Your instructions:
Give the entries back exactly, dropping each image.
BEGIN Excerpted records
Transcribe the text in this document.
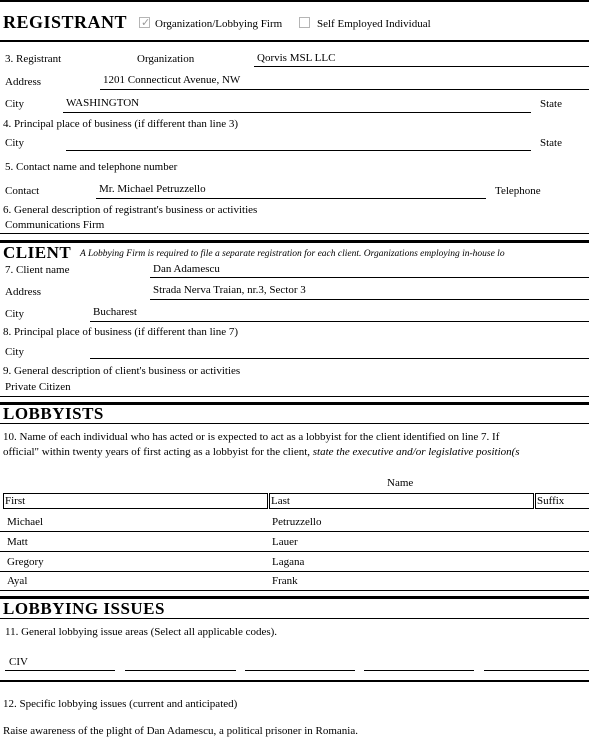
REGISTRANT ✓ Organization/Lobbying Firm	Self Employed Individual
3. Registrant	Organization	Qorvis MSL LLC
Address	1201 Connecticut Avenue, NW
City	WASHINGTON	State
4. Principal place of business (if different than line 3)
City	State
5. Contact name and telephone number
Contact	Mr. Michael Petruzzello	Telephone
6. General description of registrant's business or activities
Communications Firm
CLIENT A Lobbying Firm is required to file a separate registration for each client. Organizations employing in-house lo
7. Client name	Dan Adamescu
Address	Strada Nerva Traian, nr.3, Sector 3
City	Bucharest
8. Principal place of business (if different than line 7)
City
9. General description of client's business or activities
Private Citizen
LOBBYISTS
10. Name of each individual who has acted or is expected to act as a lobbyist for the client identified on line 7. If
official" within twenty years of first acting as a lobbyist for the client, state the executive and/or legislative position(s
Name
First	Last	Suffix
Michael	Petruzzello
Matt	Lauer
Gregory	Lagana
Ayal	Frank
LOBBYING ISSUES
11. General lobbying issue areas (Select all applicable codes).
CIV
12. Specific lobbying issues (current and anticipated)
Raise awareness of the plight of Dan Adamescu, a political prisoner in Romania.
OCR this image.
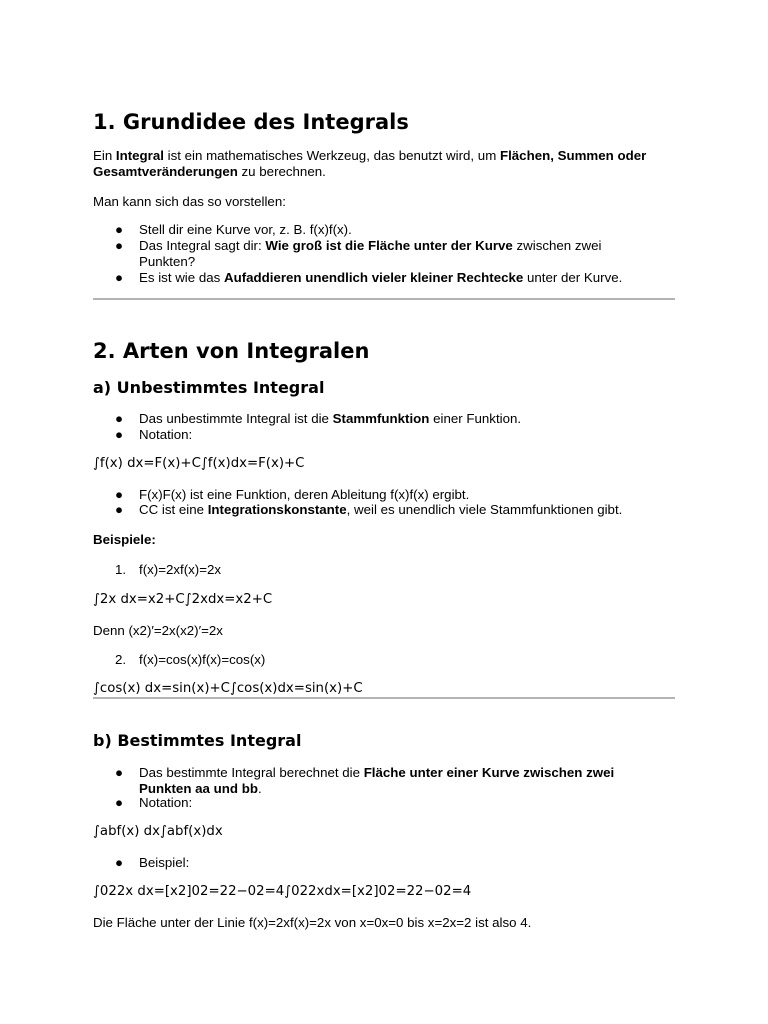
1. Grundidee des Integrals
Ein Integral ist ein mathematisches Werkzeug, das benutzt wird, um Flächen, Summen oder Gesamtveränderungen zu berechnen.
Man kann sich das so vorstellen:
● Stell dir eine Kurve vor, z. B. f(x)f(x).
● Das Integral sagt dir: Wie groß ist die Fläche unter der Kurve zwischen zwei Punkten?
● Es ist wie das Aufaddieren unendlich vieler kleiner Rechtecke unter der Kurve.
2. Arten von Integralen
a) Unbestimmtes Integral
● Das unbestimmte Integral ist die Stammfunktion einer Funktion.
● Notation:
∫f(x) dx=F(x)+C∫f(x)dx=F(x)+C
● F(x)F(x) ist eine Funktion, deren Ableitung f(x)f(x) ergibt.
● CC ist eine Integrationskonstante, weil es unendlich viele Stammfunktionen gibt.
Beispiele:
1. f(x)=2xf(x)=2x
∫2x dx=x2+C∫2xdx=x2+C
Denn (x2)′=2x(x2)′=2x
2. f(x)=cos(x)f(x)=cos(x)
∫cos(x) dx=sin(x)+C∫cos(x)dx=sin(x)+C
b) Bestimmtes Integral
● Das bestimmte Integral berechnet die Fläche unter einer Kurve zwischen zwei Punkten aa und bb.
● Notation:
∫abf(x) dx∫abf(x)dx
● Beispiel:
∫022x dx=[x2]02=22−02=4∫022xdx=[x2]02=22−02=4
Die Fläche unter der Linie f(x)=2xf(x)=2x von x=0x=0 bis x=2x=2 ist also 4.
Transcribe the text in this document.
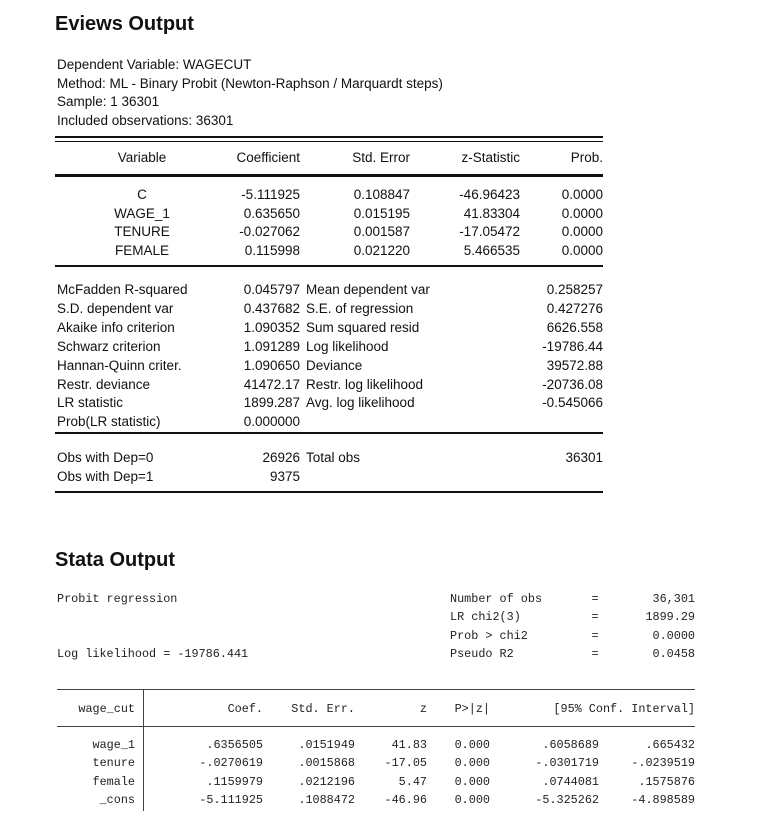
Eviews Output
Dependent Variable: WAGECUT
Method: ML - Binary Probit (Newton-Raphson / Marquardt steps)
Sample: 1 36301
Included observations: 36301
Variable	Coefficient	Std. Error	z-Statistic	Prob.
C	-5.111925	0.108847	-46.96423	0.0000
WAGE_1	0.635650	0.015195	41.83304	0.0000
TENURE	-0.027062	0.001587	-17.05472	0.0000
FEMALE	0.115998	0.021220	5.466535	0.0000
McFadden R-squared	0.045797 Mean dependent var	0.258257
S.D. dependent var	0.437682 S.E. of regression	0.427276
Akaike info criterion	1.090352 Sum squared resid	6626.558
Schwarz criterion	1.091289 Log likelihood	-19786.44
Hannan-Quinn criter.	1.090650 Deviance	39572.88
Restr. deviance	41472.17 Restr. log likelihood	-20736.08
LR statistic	1899.287 Avg. log likelihood	-0.545066
Prob(LR statistic)	0.000000
Obs with Dep=0	26926 Total obs	36301
Obs with Dep=1	9375
Stata Output
Probit regression
Log likelihood = -19786.441
Number of obs	=	36,301
LR chi2(3)	=	1899.29
Prob > chi2	=	0.0000
Pseudo R2	=	0.0458
wage_cut	Coef.	Std. Err.	z	P>|z|	[95% Conf. Interval]
wage_1	.6356505	.0151949	41.83	0.000	.6058689	.665432
tenure	-.0270619	.0015868	-17.05	0.000	-.0301719	-.0239519
female	.1159979	.0212196	5.47	0.000	.0744081	.1575876
_cons	-5.111925	.1088472	-46.96	0.000	-5.325262	-4.898589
END Excerpted records
Exercise solution:
Transcribe the text in this document.
REGISTRANT ✓ Organization/Lobbying Firm	Self Employed Individual
3. Registrant	Organization	Qorvis MSL LLC
Address	1201 Connecticut Avenue, NW
City	WASHINGTON	State
4. Principal place of business (if different than line 3)
City	State
5. Contact name and telephone number
Contact	Mr. Michael Petruzzello	Telephone
6. General description of registrant's business or activities
Communications Firm
CLIENT A Lobbying Firm is required to file a separate registration for each client. Organizations employing in-house lo
7. Client name	Dan Adamescu
Address	Strada Nerva Traian, nr.3, Sector 3
City	Bucharest
8. Principal place of business (if different than line 7)
City
9. General description of client's business or activities
Private Citizen
LOBBYISTS
10. Name of each individual who has acted or is expected to act as a lobbyist for the client identified on line 7. If
official" within twenty years of first acting as a lobbyist for the client, state the executive and/or legislative position(s
Name
First	Last	Suffix
Michael	Petruzzello
Matt	Lauer
Gregory	Lagana
Ayal	Frank
LOBBYING ISSUES
11. General lobbying issue areas (Select all applicable codes).
CIV
12. Specific lobbying issues (current and anticipated)
Raise awareness of the plight of Dan Adamescu, a political prisoner in Romania.
OCR this image.
1. Grundidee des Integrals
Ein Integral ist ein mathematisches Werkzeug, das benutzt wird, um Flächen, Summen oder Gesamtveränderungen zu berechnen.
Man kann sich das so vorstellen:
● Stell dir eine Kurve vor, z. B. f(x)f(x).
● Das Integral sagt dir: Wie groß ist die Fläche unter der Kurve zwischen zwei Punkten?
● Es ist wie das Aufaddieren unendlich vieler kleiner Rechtecke unter der Kurve.
2. Arten von Integralen
a) Unbestimmtes Integral
● Das unbestimmte Integral ist die Stammfunktion einer Funktion.
● Notation:
∫f(x) dx=F(x)+C∫f(x)dx=F(x)+C
● F(x)F(x) ist eine Funktion, deren Ableitung f(x)f(x) ergibt.
● CC ist eine Integrationskonstante, weil es unendlich viele Stammfunktionen gibt.
Beispiele:
1. f(x)=2xf(x)=2x
∫2x dx=x2+C∫2xdx=x2+C
Denn (x2)′=2x(x2)′=2x
2. f(x)=cos(x)f(x)=cos(x)
∫cos(x) dx=sin(x)+C∫cos(x)dx=sin(x)+C
b) Bestimmtes Integral
● Das bestimmte Integral berechnet die Fläche unter einer Kurve zwischen zwei Punkten aa und bb.
● Notation:
∫abf(x) dx∫abf(x)dx
● Beispiel:
∫022x dx=[x2]02=22−02=4∫022xdx=[x2]02=22−02=4
Die Fläche unter der Linie f(x)=2xf(x)=2x von x=0x=0 bis x=2x=2 ist also 4.
Transcribe the text in this document.
Eviews Output
Dependent Variable: WAGECUT
Method: ML - Binary Probit (Newton-Raphson / Marquardt steps)
Sample: 1 36301
Included observations: 36301
Variable	Coefficient	Std. Error	z-Statistic	Prob.
C	-5.111925	0.108847	-46.96423	0.0000
WAGE_1	0.635650	0.015195	41.83304	0.0000
TENURE	-0.027062	0.001587	-17.05472	0.0000
FEMALE	0.115998	0.021220	5.466535	0.0000
McFadden R-squared	0.045797 Mean dependent var	0.258257
S.D. dependent var	0.437682 S.E. of regression	0.427276
Akaike info criterion	1.090352 Sum squared resid	6626.558
Schwarz criterion	1.091289 Log likelihood	-19786.44
Hannan-Quinn criter.	1.090650 Deviance	39572.88
Restr. deviance	41472.17 Restr. log likelihood	-20736.08
LR statistic	1899.287 Avg. log likelihood	-0.545066
Prob(LR statistic)	0.000000
Obs with Dep=0	26926 Total obs	36301
Obs with Dep=1	9375
Stata Output
Probit regression
Log likelihood = -19786.441
Number of obs	=	36,301
LR chi2(3)	=	1899.29
Prob > chi2	=	0.0000
Pseudo R2	=	0.0458
wage_cut	Coef.	Std. Err.	z	P>|z|	[95% Conf. Interval]
wage_1	.6356505	.0151949	41.83	0.000	.6058689	.665432
tenure	-.0270619	.0015868	-17.05	0.000	-.0301719	-.0239519
female	.1159979	.0212196	5.47	0.000	.0744081	.1575876
_cons	-5.111925	.1088472	-46.96	0.000	-5.325262	-4.898589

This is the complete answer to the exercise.